(Element location listings)
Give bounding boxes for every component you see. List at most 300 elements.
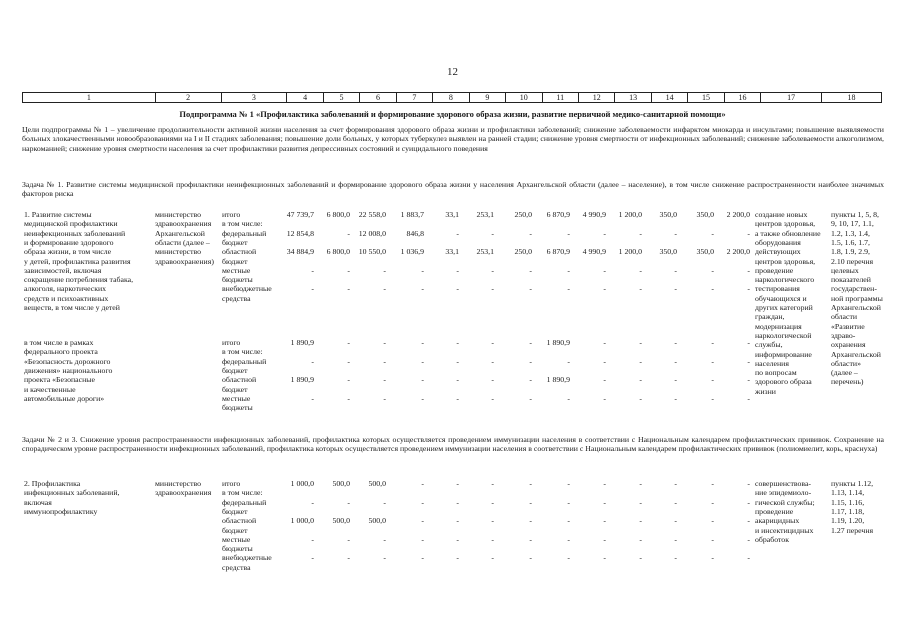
executor: Архангельской [155, 228, 205, 238]
funding-value: - [711, 375, 714, 385]
funding-value: - [711, 284, 714, 294]
funding-value: 250,0 [514, 210, 532, 219]
indicators: Архангельской [831, 303, 881, 312]
funding-value: 1 000,0 [290, 516, 314, 526]
funding-value: - [603, 393, 606, 403]
funding-value: 22 558,0 [358, 210, 386, 219]
funding-value: - [674, 228, 677, 238]
funding-value: - [347, 228, 350, 238]
funding-value: 350,0 [659, 210, 677, 219]
funding-source: областной [222, 375, 257, 385]
funding-value: - [456, 553, 459, 563]
funding-value: - [567, 553, 570, 563]
funding-value: - [456, 356, 459, 366]
expected-result: службы, [755, 340, 783, 350]
funding-value: - [421, 356, 424, 366]
funding-value: 350,0 [696, 210, 714, 219]
expected-result: оборудования [755, 237, 801, 247]
funding-value: - [491, 497, 494, 507]
funding-value: - [421, 497, 424, 507]
funding-value: - [347, 553, 350, 563]
funding-value: 2 200,0 [726, 210, 750, 219]
funding-source: бюджеты [222, 275, 253, 285]
funding-value: - [567, 284, 570, 294]
funding-value: 350,0 [659, 247, 677, 257]
funding-value: - [383, 338, 386, 347]
funding-value: - [347, 265, 350, 275]
funding-value: - [567, 265, 570, 275]
funding-source: в том числе: [222, 347, 263, 357]
funding-value: - [347, 284, 350, 294]
funding-value: - [311, 497, 314, 507]
column-number-1: 1 [23, 93, 156, 103]
expected-result: наркологического [755, 275, 815, 285]
column-number-2: 2 [155, 93, 221, 103]
expected-result: тестирования [755, 284, 800, 294]
activity-name: включая [24, 497, 52, 507]
funding-value: - [711, 338, 714, 347]
funding-value: - [311, 284, 314, 294]
funding-value: - [383, 553, 386, 563]
funding-value: - [491, 479, 494, 488]
funding-value: - [491, 553, 494, 563]
funding-value: 6 870,9 [546, 210, 570, 219]
funding-value: - [491, 516, 494, 526]
funding-source: итого [222, 210, 241, 219]
funding-value: - [747, 534, 750, 544]
funding-value: - [674, 479, 677, 488]
funding-value: - [567, 479, 570, 488]
funding-value: 4 990,9 [582, 247, 606, 257]
expected-result: центров здоровья, [755, 256, 816, 266]
funding-source: областной [222, 516, 257, 526]
funding-value: - [639, 516, 642, 526]
funding-source: федеральный [222, 497, 267, 507]
indicators: охранения [831, 340, 866, 350]
funding-value: - [421, 516, 424, 526]
funding-value: - [383, 393, 386, 403]
funding-source: внебюджетные [222, 553, 272, 563]
executor: здравоохранения [155, 488, 212, 498]
funding-value: 250,0 [514, 247, 532, 257]
funding-value: - [747, 284, 750, 294]
funding-value: - [529, 534, 532, 544]
indicators: области [831, 312, 858, 322]
funding-source: местные [222, 534, 251, 544]
funding-value: - [421, 284, 424, 294]
funding-value: 1 890,9 [290, 375, 314, 385]
funding-value: - [491, 393, 494, 403]
funding-value: 500,0 [332, 479, 350, 488]
funding-value: - [711, 479, 714, 488]
funding-value: - [421, 338, 424, 347]
funding-source: бюджет [222, 237, 248, 247]
funding-value: 1 200,0 [618, 247, 642, 257]
funding-value: - [421, 534, 424, 544]
column-number-9: 9 [469, 93, 505, 103]
indicators: 1.15, 1.16, [831, 497, 865, 507]
column-number-18: 18 [822, 93, 882, 103]
expected-result: центров здоровья, [755, 219, 816, 229]
funding-value: - [603, 338, 606, 347]
funding-value: - [603, 516, 606, 526]
activity-name: и качественные [24, 384, 76, 394]
column-number-6: 6 [360, 93, 396, 103]
funding-value: - [711, 497, 714, 507]
expected-result: а также обновление [755, 228, 821, 238]
expected-result: проведение [755, 506, 794, 516]
funding-value: - [603, 284, 606, 294]
expected-result: совершенствова- [755, 479, 812, 488]
indicators: 1.17, 1.18, [831, 506, 865, 516]
expected-result: модернизация [755, 321, 802, 331]
funding-value: - [421, 265, 424, 275]
funding-value: - [421, 553, 424, 563]
funding-value: - [456, 375, 459, 385]
column-number-11: 11 [542, 93, 578, 103]
funding-value: - [674, 265, 677, 275]
funding-value: - [456, 516, 459, 526]
funding-source: бюджет [222, 525, 248, 535]
funding-value: - [529, 356, 532, 366]
funding-value: - [383, 356, 386, 366]
funding-source: местные [222, 265, 251, 275]
funding-value: - [311, 265, 314, 275]
indicators: «Развитие [831, 321, 865, 331]
funding-value: - [639, 393, 642, 403]
activity-name: средств и психоактивных [24, 293, 109, 303]
indicators: (далее – [831, 368, 858, 378]
funding-value: - [603, 375, 606, 385]
funding-value: 6 800,0 [326, 210, 350, 219]
column-number-15: 15 [688, 93, 724, 103]
funding-value: - [711, 393, 714, 403]
funding-value: 500,0 [368, 479, 386, 488]
funding-value: - [529, 284, 532, 294]
task-2-3-heading: Задачи № 2 и 3. Снижение уровня распространенности инфекционных заболеваний, профилактика которых осуществляется проведением иммунизации населения в соответствии с Национальным календарем профилактических прививок. Сохранение на спорадическом уровне распространенности инфекционных заболеваний, профилактика которых осуществляется проведением иммунизации населения в соответствии с Национальным календарем профилактических прививок (полиомиелит, корь, краснуха) [22, 435, 884, 454]
funding-value: - [529, 516, 532, 526]
executor: министерство [155, 247, 202, 257]
funding-value: - [529, 497, 532, 507]
funding-value: - [383, 534, 386, 544]
funding-value: - [711, 516, 714, 526]
funding-value: - [639, 497, 642, 507]
funding-value: 33,1 [445, 210, 459, 219]
funding-value: - [347, 534, 350, 544]
funding-value: - [456, 228, 459, 238]
column-number-10: 10 [506, 93, 542, 103]
funding-value: - [674, 553, 677, 563]
funding-source: местные [222, 393, 251, 403]
activity-name: зависимостей, включая [24, 265, 102, 275]
funding-value: - [639, 479, 642, 488]
funding-source: бюджет [222, 384, 248, 394]
funding-value: - [529, 375, 532, 385]
funding-value: - [529, 338, 532, 347]
expected-result: населения [755, 358, 789, 368]
expected-result: граждан, [755, 312, 785, 322]
activity-name: «Безопасность дорожного [24, 356, 111, 366]
funding-value: - [383, 375, 386, 385]
indicators: 9, 10, 17, 1.1, [831, 219, 874, 229]
funding-value: - [456, 534, 459, 544]
executor: области (далее – [155, 237, 210, 247]
funding-value: - [747, 228, 750, 238]
funding-value: 1 890,9 [546, 375, 570, 385]
funding-value: - [747, 553, 750, 563]
funding-source: итого [222, 479, 241, 488]
column-number-3: 3 [221, 93, 287, 103]
column-number-13: 13 [615, 93, 651, 103]
indicators: 1.13, 1.14, [831, 488, 865, 498]
funding-value: - [674, 393, 677, 403]
funding-value: 6 800,0 [326, 247, 350, 257]
indicators: 1.27 перечня [831, 525, 874, 535]
funding-value: - [639, 338, 642, 347]
expected-result: проведение [755, 265, 794, 275]
activity-name: иммунопрофилактику [24, 506, 98, 516]
funding-value: - [311, 356, 314, 366]
expected-result: информирование [755, 349, 812, 359]
activity-name: движения» национального [24, 365, 113, 375]
funding-value: - [674, 516, 677, 526]
funding-value: - [491, 534, 494, 544]
funding-value: - [456, 479, 459, 488]
funding-value: - [603, 265, 606, 275]
funding-value: - [347, 356, 350, 366]
funding-value: - [491, 356, 494, 366]
funding-value: - [421, 479, 424, 488]
indicators: ной программы [831, 293, 883, 303]
activity-name: веществ, в том числе у детей [24, 303, 120, 312]
column-number-header [22, 92, 882, 103]
indicators: области» [831, 358, 861, 368]
funding-source: федеральный [222, 228, 267, 238]
funding-value: - [711, 265, 714, 275]
funding-source: бюджет [222, 365, 248, 375]
funding-source: федеральный [222, 356, 267, 366]
funding-value: - [383, 284, 386, 294]
funding-value: - [491, 284, 494, 294]
activity-name: в том числе в рамках [24, 338, 94, 347]
expected-result: по вопросам [755, 368, 797, 378]
funding-value: 500,0 [332, 516, 350, 526]
funding-value: - [347, 375, 350, 385]
column-number-8: 8 [433, 93, 469, 103]
expected-result: создание новых [755, 210, 808, 219]
funding-value: - [603, 534, 606, 544]
funding-value: - [639, 553, 642, 563]
funding-value: - [747, 393, 750, 403]
activity-name: медицинской профилактики [24, 219, 118, 229]
funding-value: - [603, 356, 606, 366]
funding-value: - [456, 393, 459, 403]
funding-value: - [639, 375, 642, 385]
executor: здравоохранения) [155, 256, 214, 266]
funding-source: внебюджетные [222, 284, 272, 294]
funding-value: 12 008,0 [358, 228, 386, 238]
funding-value: 33,1 [445, 247, 459, 257]
funding-value: - [491, 228, 494, 238]
funding-value: 10 550,0 [358, 247, 386, 257]
funding-value: - [491, 338, 494, 347]
funding-source: итого [222, 338, 241, 347]
indicators: 1.5, 1.6, 1.7, [831, 237, 870, 247]
funding-value: - [529, 228, 532, 238]
funding-value: 34 884,9 [286, 247, 314, 257]
funding-source: бюджет [222, 256, 248, 266]
funding-source: областной [222, 247, 257, 257]
funding-value: - [603, 497, 606, 507]
funding-value: - [674, 356, 677, 366]
funding-value: - [529, 479, 532, 488]
expected-result: других категорий [755, 303, 813, 312]
activity-name: сокращение потребления табака, [24, 275, 134, 285]
funding-value: - [456, 284, 459, 294]
funding-value: - [674, 284, 677, 294]
funding-value: - [567, 497, 570, 507]
subprogram-title: Подпрограмма № 1 «Профилактика заболеваний и формирование здорового образа жизни, развитие первичной медико-санитарной помощи» [179, 109, 726, 119]
funding-value: - [639, 534, 642, 544]
column-number-17: 17 [761, 93, 822, 103]
funding-value: - [639, 228, 642, 238]
expected-result: обучающихся и [755, 293, 807, 303]
funding-value: - [747, 516, 750, 526]
funding-value: 1 890,9 [546, 338, 570, 347]
indicators: показателей [831, 275, 871, 285]
funding-value: 4 990,9 [582, 210, 606, 219]
page-number: 12 [447, 66, 458, 78]
funding-value: 6 870,9 [546, 247, 570, 257]
column-number-5: 5 [323, 93, 359, 103]
funding-value: - [421, 375, 424, 385]
funding-value: 1 036,9 [400, 247, 424, 257]
funding-value: - [567, 516, 570, 526]
funding-value: - [711, 553, 714, 563]
column-number-14: 14 [651, 93, 687, 103]
funding-value: - [529, 265, 532, 275]
column-number-12: 12 [578, 93, 614, 103]
funding-value: - [456, 338, 459, 347]
funding-source: в том числе: [222, 488, 263, 498]
activity-name: 2. Профилактика [24, 479, 81, 488]
funding-value: - [674, 534, 677, 544]
indicators: перечень) [831, 377, 864, 387]
funding-value: - [347, 497, 350, 507]
funding-value: - [311, 534, 314, 544]
funding-value: - [639, 356, 642, 366]
funding-source: бюджеты [222, 403, 253, 413]
funding-source: в том числе: [222, 219, 263, 229]
funding-value: - [711, 356, 714, 366]
activity-name: у детей, профилактика развития [24, 256, 131, 266]
funding-value: - [567, 228, 570, 238]
expected-result: действующих [755, 247, 801, 257]
funding-value: - [747, 265, 750, 275]
expected-result: наркологической [755, 330, 812, 340]
indicators: 1.8, 1.9, 2.9, [831, 247, 870, 257]
funding-value: - [674, 375, 677, 385]
expected-result: ние эпидемиоло- [755, 488, 812, 498]
expected-result: и инсектицидных [755, 525, 814, 535]
funding-value: 1 000,0 [290, 479, 314, 488]
funding-value: 47 739,7 [286, 210, 314, 219]
funding-source: бюджеты [222, 544, 253, 554]
activity-name: автомобильные дороги» [24, 393, 105, 403]
indicators: целевых [831, 265, 859, 275]
activity-name: и формирование здорового [24, 237, 114, 247]
funding-value: - [456, 265, 459, 275]
funding-value: 253,1 [476, 247, 494, 257]
activity-name: проекта «Безопасные [24, 375, 95, 385]
executor: здравоохранения [155, 219, 212, 229]
funding-value: - [747, 338, 750, 347]
indicators: Архангельской [831, 349, 881, 359]
funding-value: 253,1 [476, 210, 494, 219]
task-1-heading: Задача № 1. Развитие системы медицинской профилактики неинфекционных заболеваний и формирование здорового образа жизни у населения Архангельской области (далее – население), в том числе снижение распространенности наиболее значимых факторов риска [22, 180, 884, 199]
funding-value: - [529, 393, 532, 403]
funding-value: - [347, 338, 350, 347]
funding-value: - [567, 534, 570, 544]
indicators: пункты 1, 5, 8, [831, 210, 879, 219]
subprogram-goals: Цели подпрограммы № 1 – увеличение продолжительности активной жизни населения за счет формирования здорового образа жизни и профилактики заболеваний; снижение заболеваемости инфарктом миокарда и инсультами; повышение выявляемости больных злокачественными новообразованиями на I и II стадиях заболевания; повышение доли больных, у которых туберкулез выявлен на ранней стадии; снижение уровня смертности от инфекционных заболеваний; снижение заболеваемости алкоголизмом, наркоманией; снижение уровня смертности населения за счет профилактики развития депрессивных состояний и суицидального поведения [22, 125, 884, 153]
indicators: 1.19, 1.20, [831, 516, 865, 526]
funding-value: 846,8 [406, 228, 424, 238]
funding-value: - [711, 534, 714, 544]
executor: министерство [155, 210, 202, 219]
indicators: пункты 1.12, [831, 479, 874, 488]
column-number-4: 4 [287, 93, 323, 103]
funding-value: - [421, 393, 424, 403]
funding-value: - [383, 265, 386, 275]
funding-value: - [747, 356, 750, 366]
expected-result: жизни [755, 386, 776, 396]
activity-name: образа жизни, в том числе [24, 247, 112, 257]
activity-name: неинфекционных заболеваний [24, 228, 126, 238]
funding-value: - [603, 479, 606, 488]
funding-value: - [674, 497, 677, 507]
funding-value: - [603, 228, 606, 238]
expected-result: гической службы; [755, 497, 815, 507]
funding-value: - [711, 228, 714, 238]
activity-name: инфекционных заболеваний, [24, 488, 120, 498]
funding-value: - [529, 553, 532, 563]
funding-value: 350,0 [696, 247, 714, 257]
column-number-16: 16 [724, 93, 760, 103]
funding-value: - [567, 393, 570, 403]
expected-result: акарицидных [755, 516, 800, 526]
funding-value: - [639, 284, 642, 294]
funding-value: - [639, 265, 642, 275]
funding-value: 12 854,8 [286, 228, 314, 238]
activity-name: федерального проекта [24, 347, 98, 357]
executor: министерство [155, 479, 202, 488]
funding-value: 2 200,0 [726, 247, 750, 257]
funding-value: - [347, 393, 350, 403]
funding-value: - [456, 497, 459, 507]
funding-value: - [603, 553, 606, 563]
indicators: 2.10 перечня [831, 256, 874, 266]
expected-result: здорового образа [755, 377, 812, 387]
indicators: 1.2, 1.3, 1.4, [831, 228, 870, 238]
funding-value: 1 890,9 [290, 338, 314, 347]
activity-name: алкоголя, наркотических [24, 284, 107, 294]
funding-value: - [747, 497, 750, 507]
funding-value: - [747, 375, 750, 385]
funding-value: - [491, 265, 494, 275]
funding-value: 1 200,0 [618, 210, 642, 219]
indicators: здраво- [831, 330, 856, 340]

§ Short exercise
Write out the lines of the material, starting at the line that contains "executor: Архангельской [155, 228, 205, 238]" and ending at the line that contains "funding-value: 350,0 [659, 210, 677, 219]". Keep every character of each line unchanged.

§ The result
executor: Архангельской [155, 228, 205, 238]
funding-value: - [711, 375, 714, 385]
funding-value: - [711, 284, 714, 294]
funding-value: 250,0 [514, 210, 532, 219]
indicators: Архангельской [831, 303, 881, 312]
funding-value: 1 000,0 [290, 516, 314, 526]
funding-value: - [603, 393, 606, 403]
funding-value: 22 558,0 [358, 210, 386, 219]
funding-value: - [674, 228, 677, 238]
funding-value: - [347, 228, 350, 238]
funding-value: 350,0 [659, 210, 677, 219]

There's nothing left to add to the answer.